Entries taken from a collection:
[Start]

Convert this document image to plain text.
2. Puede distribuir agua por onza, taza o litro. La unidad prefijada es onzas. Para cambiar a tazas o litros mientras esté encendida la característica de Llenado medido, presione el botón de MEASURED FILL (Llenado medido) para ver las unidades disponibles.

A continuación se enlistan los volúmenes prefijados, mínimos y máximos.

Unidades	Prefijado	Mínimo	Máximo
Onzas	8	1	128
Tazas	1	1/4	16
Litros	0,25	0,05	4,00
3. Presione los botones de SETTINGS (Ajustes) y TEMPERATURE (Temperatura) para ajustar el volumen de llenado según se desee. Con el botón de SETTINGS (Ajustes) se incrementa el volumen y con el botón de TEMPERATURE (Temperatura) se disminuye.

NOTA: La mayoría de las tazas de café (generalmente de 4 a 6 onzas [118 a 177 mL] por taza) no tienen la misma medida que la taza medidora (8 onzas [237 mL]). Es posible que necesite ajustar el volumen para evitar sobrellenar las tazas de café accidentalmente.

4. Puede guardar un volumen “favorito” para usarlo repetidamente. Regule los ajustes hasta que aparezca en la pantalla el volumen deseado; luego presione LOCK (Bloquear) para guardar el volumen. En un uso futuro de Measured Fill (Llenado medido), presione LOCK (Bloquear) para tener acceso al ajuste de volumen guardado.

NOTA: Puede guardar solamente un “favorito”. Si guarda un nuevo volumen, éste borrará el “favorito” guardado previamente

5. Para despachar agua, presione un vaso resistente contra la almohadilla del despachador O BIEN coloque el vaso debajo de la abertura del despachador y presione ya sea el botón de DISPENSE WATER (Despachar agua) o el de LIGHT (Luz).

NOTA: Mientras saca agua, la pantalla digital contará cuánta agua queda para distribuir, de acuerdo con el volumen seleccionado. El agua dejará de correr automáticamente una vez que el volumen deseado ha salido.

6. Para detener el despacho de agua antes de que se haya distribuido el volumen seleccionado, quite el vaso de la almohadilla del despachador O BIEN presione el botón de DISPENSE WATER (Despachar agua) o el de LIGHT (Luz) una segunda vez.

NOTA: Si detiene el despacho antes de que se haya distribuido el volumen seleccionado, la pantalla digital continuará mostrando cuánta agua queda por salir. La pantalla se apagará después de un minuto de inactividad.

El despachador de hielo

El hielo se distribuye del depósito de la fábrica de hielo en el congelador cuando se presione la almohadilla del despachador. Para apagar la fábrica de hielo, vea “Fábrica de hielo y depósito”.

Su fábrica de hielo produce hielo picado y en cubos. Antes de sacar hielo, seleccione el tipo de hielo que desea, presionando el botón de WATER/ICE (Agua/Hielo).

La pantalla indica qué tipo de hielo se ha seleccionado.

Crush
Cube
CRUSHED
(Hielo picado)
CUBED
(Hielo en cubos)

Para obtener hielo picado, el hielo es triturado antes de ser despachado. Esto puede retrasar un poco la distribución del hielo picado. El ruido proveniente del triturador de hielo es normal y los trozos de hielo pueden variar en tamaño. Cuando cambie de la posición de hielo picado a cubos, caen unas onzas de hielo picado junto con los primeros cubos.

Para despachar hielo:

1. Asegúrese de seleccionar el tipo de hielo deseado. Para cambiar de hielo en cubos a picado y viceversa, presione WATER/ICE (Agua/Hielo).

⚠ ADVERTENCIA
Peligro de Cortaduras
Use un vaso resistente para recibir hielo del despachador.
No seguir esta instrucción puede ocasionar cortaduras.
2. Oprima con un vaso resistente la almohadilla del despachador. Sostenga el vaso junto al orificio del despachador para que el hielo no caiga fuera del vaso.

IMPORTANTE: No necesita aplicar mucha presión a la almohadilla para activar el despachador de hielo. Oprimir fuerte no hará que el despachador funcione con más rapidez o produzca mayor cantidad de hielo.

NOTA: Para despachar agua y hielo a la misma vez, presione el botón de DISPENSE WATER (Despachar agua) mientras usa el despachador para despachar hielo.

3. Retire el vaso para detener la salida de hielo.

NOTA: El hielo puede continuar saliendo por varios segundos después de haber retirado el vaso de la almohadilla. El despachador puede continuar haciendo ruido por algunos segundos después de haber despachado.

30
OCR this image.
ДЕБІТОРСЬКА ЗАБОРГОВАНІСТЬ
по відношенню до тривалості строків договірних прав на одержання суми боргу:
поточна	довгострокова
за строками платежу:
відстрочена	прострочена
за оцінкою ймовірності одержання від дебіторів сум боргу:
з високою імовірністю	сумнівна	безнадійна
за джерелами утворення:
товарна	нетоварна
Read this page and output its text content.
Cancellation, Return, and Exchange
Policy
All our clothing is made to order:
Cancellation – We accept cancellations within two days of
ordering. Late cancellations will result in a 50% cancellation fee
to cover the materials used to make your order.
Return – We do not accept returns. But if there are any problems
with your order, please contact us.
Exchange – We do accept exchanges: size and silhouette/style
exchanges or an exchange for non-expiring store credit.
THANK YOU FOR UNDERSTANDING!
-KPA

[End]

Copy every line in the listing above where the string "haya" turns up.

Response to the task -
6. Para detener el despacho de agua antes de que se haya distribuido el volumen seleccionado, quite el vaso de la almohadilla del despachador O BIEN presione el botón de DISPENSE WATER (Despachar agua) o el de LIGHT (Luz) una segunda vez.
NOTA: Si detiene el despacho antes de que se haya distribuido el volumen seleccionado, la pantalla digital continuará mostrando cuánta agua queda por salir. La pantalla se apagará después de un minuto de inactividad.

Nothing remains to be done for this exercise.